** EXERCISE OBJECTIVE **
Wherever a line in the data below holds "name", copy that line.
* begin *
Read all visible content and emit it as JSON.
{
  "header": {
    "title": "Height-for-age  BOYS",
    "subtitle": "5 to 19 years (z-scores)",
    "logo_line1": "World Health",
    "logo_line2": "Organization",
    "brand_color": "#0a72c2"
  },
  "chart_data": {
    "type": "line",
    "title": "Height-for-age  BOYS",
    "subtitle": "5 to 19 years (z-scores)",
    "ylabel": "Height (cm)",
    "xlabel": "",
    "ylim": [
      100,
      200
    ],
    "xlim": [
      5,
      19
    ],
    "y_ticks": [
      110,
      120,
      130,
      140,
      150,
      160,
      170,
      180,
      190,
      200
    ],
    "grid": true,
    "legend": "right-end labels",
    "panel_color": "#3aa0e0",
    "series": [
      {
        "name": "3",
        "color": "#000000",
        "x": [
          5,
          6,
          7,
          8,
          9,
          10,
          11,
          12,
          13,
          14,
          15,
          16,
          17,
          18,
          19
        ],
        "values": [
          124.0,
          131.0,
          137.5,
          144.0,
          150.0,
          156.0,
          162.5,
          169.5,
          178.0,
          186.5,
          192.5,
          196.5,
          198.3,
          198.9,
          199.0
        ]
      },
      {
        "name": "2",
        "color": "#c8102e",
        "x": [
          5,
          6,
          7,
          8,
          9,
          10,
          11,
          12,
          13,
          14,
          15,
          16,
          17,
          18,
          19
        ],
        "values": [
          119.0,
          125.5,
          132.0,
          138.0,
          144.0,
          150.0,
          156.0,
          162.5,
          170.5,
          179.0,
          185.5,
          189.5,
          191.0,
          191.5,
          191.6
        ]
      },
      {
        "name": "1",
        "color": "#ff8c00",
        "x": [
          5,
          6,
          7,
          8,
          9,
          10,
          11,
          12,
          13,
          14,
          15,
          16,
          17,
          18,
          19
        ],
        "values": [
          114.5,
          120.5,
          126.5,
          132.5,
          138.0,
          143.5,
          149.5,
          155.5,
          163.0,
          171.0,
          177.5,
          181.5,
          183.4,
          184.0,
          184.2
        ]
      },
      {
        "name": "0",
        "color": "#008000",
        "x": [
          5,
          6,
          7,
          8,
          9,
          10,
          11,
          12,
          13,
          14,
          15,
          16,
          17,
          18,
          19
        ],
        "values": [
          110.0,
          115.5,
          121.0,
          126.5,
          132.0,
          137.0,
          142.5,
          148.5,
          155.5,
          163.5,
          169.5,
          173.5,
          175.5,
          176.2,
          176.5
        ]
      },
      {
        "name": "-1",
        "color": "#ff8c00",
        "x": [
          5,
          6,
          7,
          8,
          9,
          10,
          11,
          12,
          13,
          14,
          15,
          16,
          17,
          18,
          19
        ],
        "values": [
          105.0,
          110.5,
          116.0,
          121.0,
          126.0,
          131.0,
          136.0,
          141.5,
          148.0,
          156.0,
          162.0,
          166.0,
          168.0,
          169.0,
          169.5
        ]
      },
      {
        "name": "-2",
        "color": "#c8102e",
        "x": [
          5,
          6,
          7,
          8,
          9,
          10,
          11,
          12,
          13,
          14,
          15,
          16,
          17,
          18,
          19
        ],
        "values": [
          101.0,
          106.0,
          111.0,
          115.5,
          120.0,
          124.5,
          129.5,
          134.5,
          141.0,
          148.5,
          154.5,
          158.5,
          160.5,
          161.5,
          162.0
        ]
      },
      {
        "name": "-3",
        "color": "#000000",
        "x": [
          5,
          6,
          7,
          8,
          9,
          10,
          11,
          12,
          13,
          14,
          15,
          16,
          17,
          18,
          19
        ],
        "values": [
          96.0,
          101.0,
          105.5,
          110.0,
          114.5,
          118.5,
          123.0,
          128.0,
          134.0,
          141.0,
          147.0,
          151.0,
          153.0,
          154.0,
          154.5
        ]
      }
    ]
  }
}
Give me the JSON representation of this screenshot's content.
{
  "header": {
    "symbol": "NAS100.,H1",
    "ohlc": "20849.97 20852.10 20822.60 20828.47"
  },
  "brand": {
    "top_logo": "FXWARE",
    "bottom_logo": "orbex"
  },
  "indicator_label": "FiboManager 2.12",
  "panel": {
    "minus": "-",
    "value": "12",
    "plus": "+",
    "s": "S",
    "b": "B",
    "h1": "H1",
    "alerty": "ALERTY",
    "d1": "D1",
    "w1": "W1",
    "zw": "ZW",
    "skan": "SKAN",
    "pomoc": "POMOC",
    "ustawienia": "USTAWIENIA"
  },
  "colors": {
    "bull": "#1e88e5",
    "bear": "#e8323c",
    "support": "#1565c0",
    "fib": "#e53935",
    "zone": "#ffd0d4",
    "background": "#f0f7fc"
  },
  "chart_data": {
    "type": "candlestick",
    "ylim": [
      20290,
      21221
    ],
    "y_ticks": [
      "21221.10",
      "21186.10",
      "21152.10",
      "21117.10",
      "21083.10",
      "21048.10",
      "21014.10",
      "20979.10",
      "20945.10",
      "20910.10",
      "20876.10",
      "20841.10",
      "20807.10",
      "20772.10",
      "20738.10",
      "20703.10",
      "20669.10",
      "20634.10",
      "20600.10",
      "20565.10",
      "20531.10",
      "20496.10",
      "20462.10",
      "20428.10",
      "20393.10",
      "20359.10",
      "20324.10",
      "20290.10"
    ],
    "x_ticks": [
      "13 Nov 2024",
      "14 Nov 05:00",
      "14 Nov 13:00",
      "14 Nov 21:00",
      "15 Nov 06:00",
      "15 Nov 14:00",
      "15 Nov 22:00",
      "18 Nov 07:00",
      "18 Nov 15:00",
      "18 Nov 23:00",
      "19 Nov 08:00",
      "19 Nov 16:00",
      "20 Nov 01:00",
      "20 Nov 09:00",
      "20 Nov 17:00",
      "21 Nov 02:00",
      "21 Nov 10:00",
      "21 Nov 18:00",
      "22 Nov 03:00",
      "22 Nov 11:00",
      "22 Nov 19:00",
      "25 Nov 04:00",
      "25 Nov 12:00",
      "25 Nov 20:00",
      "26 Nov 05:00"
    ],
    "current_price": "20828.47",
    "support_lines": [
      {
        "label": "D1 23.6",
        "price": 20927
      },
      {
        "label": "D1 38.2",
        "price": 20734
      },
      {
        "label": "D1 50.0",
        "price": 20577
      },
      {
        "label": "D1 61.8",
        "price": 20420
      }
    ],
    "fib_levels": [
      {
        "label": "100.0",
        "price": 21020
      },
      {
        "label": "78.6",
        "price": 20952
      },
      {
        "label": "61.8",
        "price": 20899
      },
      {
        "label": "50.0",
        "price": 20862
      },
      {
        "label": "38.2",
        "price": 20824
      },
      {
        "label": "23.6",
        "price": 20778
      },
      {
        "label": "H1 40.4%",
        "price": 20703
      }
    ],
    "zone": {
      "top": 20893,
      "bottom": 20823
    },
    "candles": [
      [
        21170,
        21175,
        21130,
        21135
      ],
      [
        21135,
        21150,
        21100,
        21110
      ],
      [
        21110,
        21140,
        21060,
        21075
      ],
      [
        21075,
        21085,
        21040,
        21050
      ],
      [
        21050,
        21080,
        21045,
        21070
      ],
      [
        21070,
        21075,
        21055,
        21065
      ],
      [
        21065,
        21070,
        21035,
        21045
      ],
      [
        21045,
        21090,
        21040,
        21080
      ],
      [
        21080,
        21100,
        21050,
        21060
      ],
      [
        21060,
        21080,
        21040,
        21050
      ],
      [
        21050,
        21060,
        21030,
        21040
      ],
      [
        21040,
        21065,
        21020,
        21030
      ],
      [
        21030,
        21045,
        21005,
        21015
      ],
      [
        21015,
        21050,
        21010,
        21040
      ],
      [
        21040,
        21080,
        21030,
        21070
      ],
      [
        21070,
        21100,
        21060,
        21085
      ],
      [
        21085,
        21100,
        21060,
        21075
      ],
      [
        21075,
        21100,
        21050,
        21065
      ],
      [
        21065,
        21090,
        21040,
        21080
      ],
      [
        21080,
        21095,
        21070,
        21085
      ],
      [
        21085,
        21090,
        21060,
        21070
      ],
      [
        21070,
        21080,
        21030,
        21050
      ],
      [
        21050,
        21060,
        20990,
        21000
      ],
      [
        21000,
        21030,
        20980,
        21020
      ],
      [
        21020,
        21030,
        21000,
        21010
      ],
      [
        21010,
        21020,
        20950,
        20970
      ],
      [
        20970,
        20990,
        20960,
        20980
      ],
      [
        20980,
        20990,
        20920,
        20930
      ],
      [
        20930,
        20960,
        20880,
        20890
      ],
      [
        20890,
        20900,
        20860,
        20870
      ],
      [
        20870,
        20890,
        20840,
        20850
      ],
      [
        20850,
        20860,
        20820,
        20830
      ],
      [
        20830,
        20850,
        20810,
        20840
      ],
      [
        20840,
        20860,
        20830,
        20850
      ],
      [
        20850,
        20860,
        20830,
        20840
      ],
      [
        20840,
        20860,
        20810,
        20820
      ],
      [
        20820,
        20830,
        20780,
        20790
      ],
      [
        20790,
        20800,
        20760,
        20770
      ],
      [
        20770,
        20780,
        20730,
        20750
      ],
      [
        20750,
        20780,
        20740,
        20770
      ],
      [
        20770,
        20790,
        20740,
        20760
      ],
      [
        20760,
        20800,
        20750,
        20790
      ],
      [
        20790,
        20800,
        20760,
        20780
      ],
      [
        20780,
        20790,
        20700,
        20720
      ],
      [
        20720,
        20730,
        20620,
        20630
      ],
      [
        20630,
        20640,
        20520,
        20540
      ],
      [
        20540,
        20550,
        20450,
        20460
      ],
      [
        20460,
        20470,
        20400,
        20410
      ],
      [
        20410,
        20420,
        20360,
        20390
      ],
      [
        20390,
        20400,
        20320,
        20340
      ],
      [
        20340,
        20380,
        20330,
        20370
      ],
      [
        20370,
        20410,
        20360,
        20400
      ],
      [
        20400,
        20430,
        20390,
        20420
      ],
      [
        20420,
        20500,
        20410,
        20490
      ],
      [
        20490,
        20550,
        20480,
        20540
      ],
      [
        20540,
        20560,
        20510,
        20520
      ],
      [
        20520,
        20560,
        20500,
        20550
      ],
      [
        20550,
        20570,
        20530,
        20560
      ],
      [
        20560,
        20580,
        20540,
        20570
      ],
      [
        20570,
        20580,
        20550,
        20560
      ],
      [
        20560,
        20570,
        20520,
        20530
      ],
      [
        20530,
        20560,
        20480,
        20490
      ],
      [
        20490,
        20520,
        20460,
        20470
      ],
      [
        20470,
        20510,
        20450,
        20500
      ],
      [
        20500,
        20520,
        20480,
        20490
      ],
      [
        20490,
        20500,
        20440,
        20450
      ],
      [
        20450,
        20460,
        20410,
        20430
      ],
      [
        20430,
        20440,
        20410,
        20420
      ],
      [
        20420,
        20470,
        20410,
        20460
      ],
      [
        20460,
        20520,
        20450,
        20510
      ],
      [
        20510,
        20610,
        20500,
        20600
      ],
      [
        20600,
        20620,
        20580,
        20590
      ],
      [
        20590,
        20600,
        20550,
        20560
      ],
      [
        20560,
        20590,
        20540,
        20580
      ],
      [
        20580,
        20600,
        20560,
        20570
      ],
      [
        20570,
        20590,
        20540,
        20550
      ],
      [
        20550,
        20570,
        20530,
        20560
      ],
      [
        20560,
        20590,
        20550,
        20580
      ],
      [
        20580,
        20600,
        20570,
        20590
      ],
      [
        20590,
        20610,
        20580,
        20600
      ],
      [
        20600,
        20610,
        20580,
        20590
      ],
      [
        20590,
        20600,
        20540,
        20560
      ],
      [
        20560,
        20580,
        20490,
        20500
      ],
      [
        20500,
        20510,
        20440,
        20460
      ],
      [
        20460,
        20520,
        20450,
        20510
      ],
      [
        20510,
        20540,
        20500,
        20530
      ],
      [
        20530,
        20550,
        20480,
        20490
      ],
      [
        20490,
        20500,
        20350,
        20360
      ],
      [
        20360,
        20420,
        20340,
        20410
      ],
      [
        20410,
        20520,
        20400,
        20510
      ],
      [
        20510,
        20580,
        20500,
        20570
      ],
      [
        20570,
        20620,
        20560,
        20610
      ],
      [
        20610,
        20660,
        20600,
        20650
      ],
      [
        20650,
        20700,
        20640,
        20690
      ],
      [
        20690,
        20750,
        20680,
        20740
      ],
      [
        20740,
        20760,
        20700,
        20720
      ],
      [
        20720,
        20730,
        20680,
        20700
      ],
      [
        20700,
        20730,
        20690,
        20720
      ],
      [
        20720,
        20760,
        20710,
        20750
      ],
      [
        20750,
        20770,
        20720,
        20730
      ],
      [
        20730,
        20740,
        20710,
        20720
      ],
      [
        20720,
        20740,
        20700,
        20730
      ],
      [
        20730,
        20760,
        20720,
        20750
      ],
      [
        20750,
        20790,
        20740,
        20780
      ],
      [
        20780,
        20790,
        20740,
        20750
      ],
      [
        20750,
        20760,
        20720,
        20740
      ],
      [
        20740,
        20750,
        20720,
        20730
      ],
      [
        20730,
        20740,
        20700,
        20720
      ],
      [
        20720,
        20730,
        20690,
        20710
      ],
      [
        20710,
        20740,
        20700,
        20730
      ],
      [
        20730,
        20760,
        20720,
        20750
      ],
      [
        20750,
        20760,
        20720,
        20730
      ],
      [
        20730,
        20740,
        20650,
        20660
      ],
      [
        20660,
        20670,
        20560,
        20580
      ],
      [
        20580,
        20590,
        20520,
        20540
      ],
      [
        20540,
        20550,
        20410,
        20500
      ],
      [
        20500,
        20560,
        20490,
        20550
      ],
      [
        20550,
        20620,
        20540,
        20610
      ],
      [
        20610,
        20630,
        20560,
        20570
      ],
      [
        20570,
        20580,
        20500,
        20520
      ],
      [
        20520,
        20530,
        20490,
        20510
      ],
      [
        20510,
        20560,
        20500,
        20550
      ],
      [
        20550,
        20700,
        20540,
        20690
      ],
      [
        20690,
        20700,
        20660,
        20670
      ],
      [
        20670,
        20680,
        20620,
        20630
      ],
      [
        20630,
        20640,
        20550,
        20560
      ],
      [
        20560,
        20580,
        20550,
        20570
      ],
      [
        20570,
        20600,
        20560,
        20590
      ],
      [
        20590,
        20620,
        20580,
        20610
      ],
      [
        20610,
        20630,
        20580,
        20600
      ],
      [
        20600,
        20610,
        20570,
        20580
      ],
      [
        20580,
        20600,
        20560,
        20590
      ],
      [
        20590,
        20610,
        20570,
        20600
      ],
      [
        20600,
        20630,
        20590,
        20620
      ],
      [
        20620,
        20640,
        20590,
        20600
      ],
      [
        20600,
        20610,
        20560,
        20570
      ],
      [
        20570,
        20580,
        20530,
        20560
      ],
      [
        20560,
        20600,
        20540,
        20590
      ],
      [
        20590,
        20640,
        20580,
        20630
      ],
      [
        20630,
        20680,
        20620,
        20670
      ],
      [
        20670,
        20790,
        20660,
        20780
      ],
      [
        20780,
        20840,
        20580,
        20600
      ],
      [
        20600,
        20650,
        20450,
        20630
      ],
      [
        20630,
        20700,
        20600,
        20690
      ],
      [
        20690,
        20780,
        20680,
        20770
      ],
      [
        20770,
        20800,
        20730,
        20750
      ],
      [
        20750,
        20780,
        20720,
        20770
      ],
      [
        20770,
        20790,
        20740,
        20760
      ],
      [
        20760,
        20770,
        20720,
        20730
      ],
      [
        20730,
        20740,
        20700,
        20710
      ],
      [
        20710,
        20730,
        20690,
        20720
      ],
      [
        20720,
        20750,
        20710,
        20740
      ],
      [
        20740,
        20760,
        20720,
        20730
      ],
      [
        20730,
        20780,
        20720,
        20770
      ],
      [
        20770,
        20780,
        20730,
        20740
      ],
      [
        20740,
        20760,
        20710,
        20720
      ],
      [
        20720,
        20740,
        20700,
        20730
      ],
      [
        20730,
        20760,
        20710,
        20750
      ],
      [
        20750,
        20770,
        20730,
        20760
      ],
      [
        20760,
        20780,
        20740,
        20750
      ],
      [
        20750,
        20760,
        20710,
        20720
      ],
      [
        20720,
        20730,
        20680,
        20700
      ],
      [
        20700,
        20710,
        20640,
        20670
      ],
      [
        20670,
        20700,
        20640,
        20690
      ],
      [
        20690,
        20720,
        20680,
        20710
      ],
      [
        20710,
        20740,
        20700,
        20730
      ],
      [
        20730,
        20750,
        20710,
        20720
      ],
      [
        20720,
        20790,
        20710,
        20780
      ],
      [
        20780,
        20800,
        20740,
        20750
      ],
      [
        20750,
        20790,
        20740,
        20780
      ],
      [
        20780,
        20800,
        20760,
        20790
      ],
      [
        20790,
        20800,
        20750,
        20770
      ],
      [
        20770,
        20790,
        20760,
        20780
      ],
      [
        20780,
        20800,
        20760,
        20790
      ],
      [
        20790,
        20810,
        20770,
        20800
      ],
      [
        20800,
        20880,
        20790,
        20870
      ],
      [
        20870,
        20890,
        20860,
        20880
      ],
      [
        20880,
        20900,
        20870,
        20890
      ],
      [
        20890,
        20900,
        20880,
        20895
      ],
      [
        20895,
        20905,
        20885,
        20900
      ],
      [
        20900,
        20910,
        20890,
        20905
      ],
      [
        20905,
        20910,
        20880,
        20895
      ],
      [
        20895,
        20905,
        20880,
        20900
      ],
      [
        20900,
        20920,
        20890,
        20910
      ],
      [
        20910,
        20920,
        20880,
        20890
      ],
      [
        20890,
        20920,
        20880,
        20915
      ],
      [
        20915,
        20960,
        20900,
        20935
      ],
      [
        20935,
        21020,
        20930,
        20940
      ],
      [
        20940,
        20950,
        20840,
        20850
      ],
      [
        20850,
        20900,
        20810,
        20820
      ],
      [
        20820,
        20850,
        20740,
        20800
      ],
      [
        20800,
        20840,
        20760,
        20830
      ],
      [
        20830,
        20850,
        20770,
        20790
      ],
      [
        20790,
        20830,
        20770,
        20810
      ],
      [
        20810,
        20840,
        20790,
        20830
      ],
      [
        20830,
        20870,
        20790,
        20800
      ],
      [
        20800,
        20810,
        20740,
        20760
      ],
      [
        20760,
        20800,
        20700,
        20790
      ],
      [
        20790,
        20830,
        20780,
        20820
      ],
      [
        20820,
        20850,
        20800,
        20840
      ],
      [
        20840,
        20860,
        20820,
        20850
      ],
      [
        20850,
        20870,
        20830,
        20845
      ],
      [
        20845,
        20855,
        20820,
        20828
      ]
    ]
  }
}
* end *
** FULL RESPONSE **
        "name": "3",
        "name": "2",
        "name": "1",
        "name": "0",
        "name": "-1",
        "name": "-2",
        "name": "-3",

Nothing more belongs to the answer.